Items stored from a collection
>> Begin

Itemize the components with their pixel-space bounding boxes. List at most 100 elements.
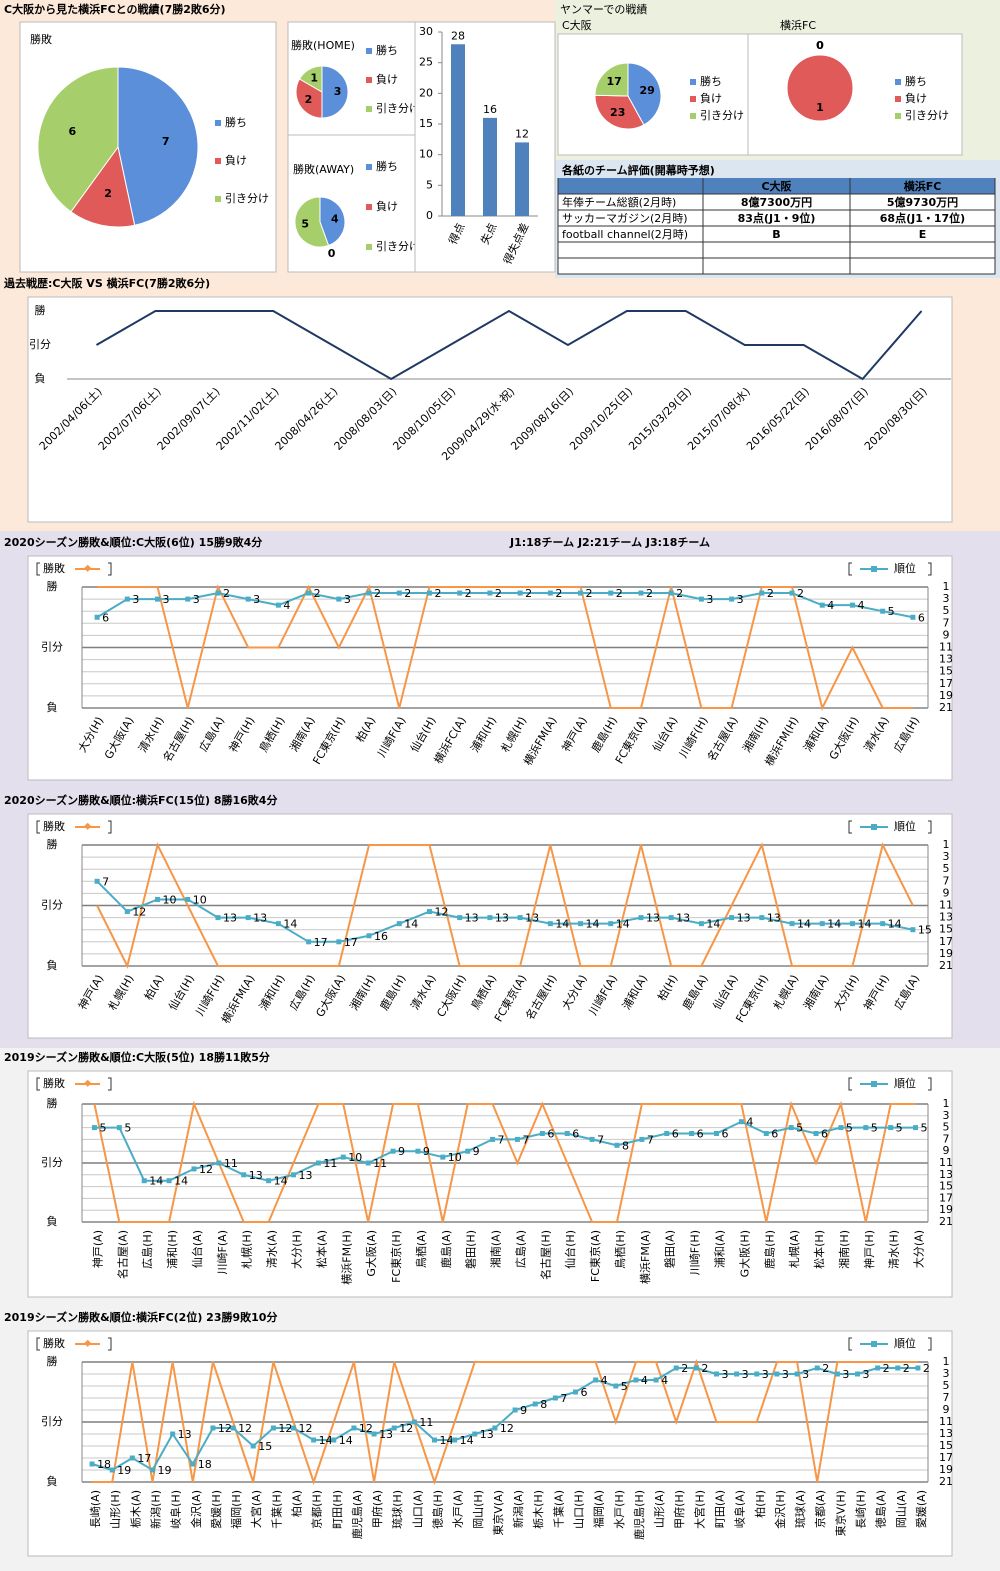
x-tick-label: FC東京(H): [389, 1230, 403, 1283]
data-line: [91, 1366, 918, 1472]
y2-tick-label: 17: [939, 1191, 953, 1204]
data-label: 13: [249, 1169, 263, 1182]
y-tick-label: 25: [419, 56, 433, 69]
x-tick-label: 栃木(A): [128, 1490, 142, 1528]
x-tick-label: 琉球(A): [793, 1490, 807, 1528]
data-label: 3: [163, 593, 170, 606]
data-label: 6: [69, 125, 77, 138]
y2-tick-label: 15: [939, 1439, 953, 1452]
data-point: [141, 1178, 147, 1184]
x-tick-label: 岐阜(H): [170, 1490, 183, 1529]
data-label: 8: [622, 1139, 629, 1152]
data-point: [371, 1431, 377, 1437]
data-point: [813, 1131, 819, 1136]
legend-swatch: [215, 158, 221, 164]
pie-slice: [594, 62, 629, 97]
data-label: 16: [374, 930, 388, 943]
x-tick-label: 磐田(H): [464, 1230, 478, 1269]
x-tick-label: 東京V(H): [833, 1490, 847, 1536]
legend-label: 順位: [894, 561, 916, 575]
chart-title: C大阪: [562, 18, 592, 32]
data-point: [759, 915, 765, 921]
data-label: 6: [821, 1128, 828, 1141]
y2-tick-label: 5: [943, 1121, 950, 1134]
x-tick-label: 長崎(H): [854, 1490, 868, 1529]
y2-tick-label: 1: [943, 580, 950, 593]
table-body: [557, 193, 996, 275]
pie-slice: [117, 66, 199, 226]
x-tick-label: 浦和(H): [166, 1230, 179, 1269]
data-label: 14: [706, 918, 720, 931]
data-point: [150, 1467, 155, 1473]
legend-swatch: [215, 196, 221, 202]
data-label: 4: [827, 599, 834, 612]
data-point: [190, 1461, 196, 1467]
data-point: [589, 1136, 595, 1142]
x-tick-label: 栃木(H): [531, 1490, 545, 1529]
data-point: [275, 921, 281, 927]
heading: ヤンマーでの戦績: [560, 2, 647, 16]
y2-tick-label: 9: [943, 886, 950, 899]
data-point: [245, 596, 251, 602]
legend-label: 勝ち: [225, 115, 247, 129]
legend-bracket: [36, 820, 112, 834]
data-point: [306, 590, 312, 596]
x-tick-label: 仙台(A): [190, 1230, 204, 1268]
data-label: 18: [198, 1458, 212, 1471]
data-point: [230, 1425, 236, 1431]
data-point: [311, 1437, 317, 1443]
data-point: [698, 596, 704, 602]
data-label: 13: [178, 1428, 192, 1441]
x-tick-label: 長崎(A): [88, 1490, 102, 1528]
y2-tick-label: 21: [939, 1475, 953, 1488]
y-tick-label: 引分: [41, 1155, 63, 1169]
data-point: [432, 1437, 437, 1443]
data-point: [396, 590, 402, 596]
data-point: [390, 1148, 396, 1154]
y2-tick-label: 1: [943, 838, 950, 851]
data-point: [573, 1389, 578, 1395]
data-point: [613, 1383, 619, 1389]
data-point: [391, 1425, 397, 1431]
legend-label: 勝敗: [43, 1336, 65, 1350]
x-tick-label: 鹿児島(A): [350, 1490, 364, 1539]
data-line: [97, 584, 913, 711]
chart-title: 勝敗(AWAY): [293, 162, 354, 176]
y2-tick-label: 5: [943, 604, 950, 617]
data-point: [457, 915, 463, 921]
y2-tick-label: 21: [939, 701, 953, 714]
chart-title: 横浜FC: [780, 18, 816, 32]
legend-swatch: [895, 113, 901, 119]
chart-title: 2019シーズン勝敗&順位:C大阪(5位) 18勝11敗5分: [4, 1050, 270, 1064]
data-point: [472, 1431, 478, 1437]
data-point: [910, 614, 916, 620]
x-tick-label: 鹿児島(H): [632, 1490, 646, 1540]
data-label: 6: [918, 611, 925, 624]
data-label: 3: [334, 85, 342, 98]
data-point: [191, 1166, 197, 1172]
y2-tick-label: 9: [943, 628, 950, 641]
x-tick-label: 千葉(A): [551, 1490, 565, 1528]
data-label: 9: [520, 1404, 527, 1417]
legend-swatch: [215, 120, 221, 126]
y2-tick-label: 19: [939, 1203, 953, 1216]
x-tick-label: 町田(A): [714, 1490, 727, 1528]
data-label: 16: [483, 103, 497, 116]
data-label: 4: [641, 1374, 648, 1387]
data-point: [155, 896, 161, 902]
x-tick-label: 甲府(H): [672, 1490, 686, 1529]
bar: [483, 117, 497, 216]
legend-marker: [871, 1341, 877, 1347]
data-label: 12: [359, 1422, 373, 1435]
x-tick-label: 浦和(A): [714, 1230, 727, 1268]
y2-tick-label: 1: [943, 1355, 950, 1368]
y2-tick-label: 7: [943, 1391, 950, 1404]
data-label: 10: [163, 893, 177, 906]
legend-swatch: [366, 244, 372, 250]
data-label: 4: [601, 1374, 608, 1387]
legend-label: 負け: [376, 200, 398, 213]
data-label: 5: [301, 218, 309, 231]
legend-label: 勝敗: [43, 561, 65, 575]
x-tick-label: 柏(H): [753, 1490, 767, 1518]
data-label: 5: [896, 1122, 903, 1135]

>> End

• **Given exercise**: List each line of the items above that contains the string "chart", matching case.

• **Answer to the problem**:
chart-title: C大阪: [562, 18, 592, 32]
chart-title: 勝敗(AWAY): [293, 162, 354, 176]
chart-title: 横浜FC: [780, 18, 816, 32]
chart-title: 2019シーズン勝敗&順位:C大阪(5位) 18勝11敗5分: [4, 1050, 270, 1064]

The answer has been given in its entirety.